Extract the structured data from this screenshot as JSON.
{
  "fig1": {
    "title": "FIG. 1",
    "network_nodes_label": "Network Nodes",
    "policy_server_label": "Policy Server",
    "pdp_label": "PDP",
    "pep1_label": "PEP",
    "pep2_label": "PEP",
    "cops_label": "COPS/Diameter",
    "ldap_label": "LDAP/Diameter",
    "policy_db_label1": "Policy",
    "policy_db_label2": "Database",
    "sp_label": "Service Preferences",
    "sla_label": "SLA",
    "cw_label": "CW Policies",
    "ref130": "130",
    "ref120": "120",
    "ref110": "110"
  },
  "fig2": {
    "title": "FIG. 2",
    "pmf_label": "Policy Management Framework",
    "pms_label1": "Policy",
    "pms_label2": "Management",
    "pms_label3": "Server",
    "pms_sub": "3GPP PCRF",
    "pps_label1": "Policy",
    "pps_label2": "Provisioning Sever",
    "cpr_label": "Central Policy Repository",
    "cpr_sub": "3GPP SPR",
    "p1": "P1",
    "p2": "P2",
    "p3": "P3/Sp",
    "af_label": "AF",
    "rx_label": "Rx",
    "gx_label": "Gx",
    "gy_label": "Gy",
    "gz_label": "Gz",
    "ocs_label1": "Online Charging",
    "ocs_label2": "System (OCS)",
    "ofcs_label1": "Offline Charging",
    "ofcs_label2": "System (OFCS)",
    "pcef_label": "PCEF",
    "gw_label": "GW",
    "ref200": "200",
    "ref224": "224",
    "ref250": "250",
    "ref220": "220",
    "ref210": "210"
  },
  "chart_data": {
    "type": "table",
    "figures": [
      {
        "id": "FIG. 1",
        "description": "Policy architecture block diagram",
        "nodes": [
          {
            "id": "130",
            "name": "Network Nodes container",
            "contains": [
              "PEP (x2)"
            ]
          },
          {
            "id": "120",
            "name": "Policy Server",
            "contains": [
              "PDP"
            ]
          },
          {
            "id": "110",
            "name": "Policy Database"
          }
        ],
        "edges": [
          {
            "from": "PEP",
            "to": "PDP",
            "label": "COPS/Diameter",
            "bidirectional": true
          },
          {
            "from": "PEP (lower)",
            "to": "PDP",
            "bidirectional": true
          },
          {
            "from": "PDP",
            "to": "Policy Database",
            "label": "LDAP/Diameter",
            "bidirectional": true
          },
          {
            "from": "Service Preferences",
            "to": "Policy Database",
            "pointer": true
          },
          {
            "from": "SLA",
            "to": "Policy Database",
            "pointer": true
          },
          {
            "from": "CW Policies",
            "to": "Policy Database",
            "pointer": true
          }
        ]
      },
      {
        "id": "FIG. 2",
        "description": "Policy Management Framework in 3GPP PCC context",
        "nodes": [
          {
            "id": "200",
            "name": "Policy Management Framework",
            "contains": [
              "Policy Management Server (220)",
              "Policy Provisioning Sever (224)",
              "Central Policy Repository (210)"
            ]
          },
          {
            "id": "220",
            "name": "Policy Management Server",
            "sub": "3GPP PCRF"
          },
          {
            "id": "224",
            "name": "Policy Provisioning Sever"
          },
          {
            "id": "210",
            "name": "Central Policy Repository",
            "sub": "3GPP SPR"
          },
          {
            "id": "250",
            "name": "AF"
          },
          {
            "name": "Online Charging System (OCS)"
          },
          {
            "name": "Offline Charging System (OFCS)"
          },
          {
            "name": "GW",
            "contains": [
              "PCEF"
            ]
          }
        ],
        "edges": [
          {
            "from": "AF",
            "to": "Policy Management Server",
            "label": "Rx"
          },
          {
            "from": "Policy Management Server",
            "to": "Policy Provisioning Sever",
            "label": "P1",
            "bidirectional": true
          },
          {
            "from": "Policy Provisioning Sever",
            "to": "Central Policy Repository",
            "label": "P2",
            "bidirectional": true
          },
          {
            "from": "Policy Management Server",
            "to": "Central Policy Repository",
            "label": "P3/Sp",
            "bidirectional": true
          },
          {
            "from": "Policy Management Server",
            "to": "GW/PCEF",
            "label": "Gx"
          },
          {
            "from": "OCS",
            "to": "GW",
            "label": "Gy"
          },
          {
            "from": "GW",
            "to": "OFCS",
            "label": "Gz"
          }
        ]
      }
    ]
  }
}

──────────────────────────────

→ **Objective**: From the records above, extract every entry verbatim.

→ **Response**:
Extract the structured data from this screenshot as JSON.
{
  "fig1": {
    "title": "FIG. 1",
    "network_nodes_label": "Network Nodes",
    "policy_server_label": "Policy Server",
    "pdp_label": "PDP",
    "pep1_label": "PEP",
    "pep2_label": "PEP",
    "cops_label": "COPS/Diameter",
    "ldap_label": "LDAP/Diameter",
    "policy_db_label1": "Policy",
    "policy_db_label2": "Database",
    "sp_label": "Service Preferences",
    "sla_label": "SLA",
    "cw_label": "CW Policies",
    "ref130": "130",
    "ref120": "120",
    "ref110": "110"
  },
  "fig2": {
    "title": "FIG. 2",
    "pmf_label": "Policy Management Framework",
    "pms_label1": "Policy",
    "pms_label2": "Management",
    "pms_label3": "Server",
    "pms_sub": "3GPP PCRF",
    "pps_label1": "Policy",
    "pps_label2": "Provisioning Sever",
    "cpr_label": "Central Policy Repository",
    "cpr_sub": "3GPP SPR",
    "p1": "P1",
    "p2": "P2",
    "p3": "P3/Sp",
    "af_label": "AF",
    "rx_label": "Rx",
    "gx_label": "Gx",
    "gy_label": "Gy",
    "gz_label": "Gz",
    "ocs_label1": "Online Charging",
    "ocs_label2": "System (OCS)",
    "ofcs_label1": "Offline Charging",
    "ofcs_label2": "System (OFCS)",
    "pcef_label": "PCEF",
    "gw_label": "GW",
    "ref200": "200",
    "ref224": "224",
    "ref250": "250",
    "ref220": "220",
    "ref210": "210"
  },
  "chart_data": {
    "type": "table",
    "figures": [
      {
        "id": "FIG. 1",
        "description": "Policy architecture block diagram",
        "nodes": [
          {
            "id": "130",
            "name": "Network Nodes container",
            "contains": [
              "PEP (x2)"
            ]
          },
          {
            "id": "120",
            "name": "Policy Server",
            "contains": [
              "PDP"
            ]
          },
          {
            "id": "110",
            "name": "Policy Database"
          }
        ],
        "edges": [
          {
            "from": "PEP",
            "to": "PDP",
            "label": "COPS/Diameter",
            "bidirectional": true
          },
          {
            "from": "PEP (lower)",
            "to": "PDP",
            "bidirectional": true
          },
          {
            "from": "PDP",
            "to": "Policy Database",
            "label": "LDAP/Diameter",
            "bidirectional": true
          },
          {
            "from": "Service Preferences",
            "to": "Policy Database",
            "pointer": true
          },
          {
            "from": "SLA",
            "to": "Policy Database",
            "pointer": true
          },
          {
            "from": "CW Policies",
            "to": "Policy Database",
            "pointer": true
          }
        ]
      },
      {
        "id": "FIG. 2",
        "description": "Policy Management Framework in 3GPP PCC context",
        "nodes": [
          {
            "id": "200",
            "name": "Policy Management Framework",
            "contains": [
              "Policy Management Server (220)",
              "Policy Provisioning Sever (224)",
              "Central Policy Repository (210)"
            ]
          },
          {
            "id": "220",
            "name": "Policy Management Server",
            "sub": "3GPP PCRF"
          },
          {
            "id": "224",
            "name": "Policy Provisioning Sever"
          },
          {
            "id": "210",
            "name": "Central Policy Repository",
            "sub": "3GPP SPR"
          },
          {
            "id": "250",
            "name": "AF"
          },
          {
            "name": "Online Charging System (OCS)"
          },
          {
            "name": "Offline Charging System (OFCS)"
          },
          {
            "name": "GW",
            "contains": [
              "PCEF"
            ]
          }
        ],
        "edges": [
          {
            "from": "AF",
            "to": "Policy Management Server",
            "label": "Rx"
          },
          {
            "from": "Policy Management Server",
            "to": "Policy Provisioning Sever",
            "label": "P1",
            "bidirectional": true
          },
          {
            "from": "Policy Provisioning Sever",
            "to": "Central Policy Repository",
            "label": "P2",
            "bidirectional": true
          },
          {
            "from": "Policy Management Server",
            "to": "Central Policy Repository",
            "label": "P3/Sp",
            "bidirectional": true
          },
          {
            "from": "Policy Management Server",
            "to": "GW/PCEF",
            "label": "Gx"
          },
          {
            "from": "OCS",
            "to": "GW",
            "label": "Gy"
          },
          {
            "from": "GW",
            "to": "OFCS",
            "label": "Gz"
          }
        ]
      }
    ]
  }
}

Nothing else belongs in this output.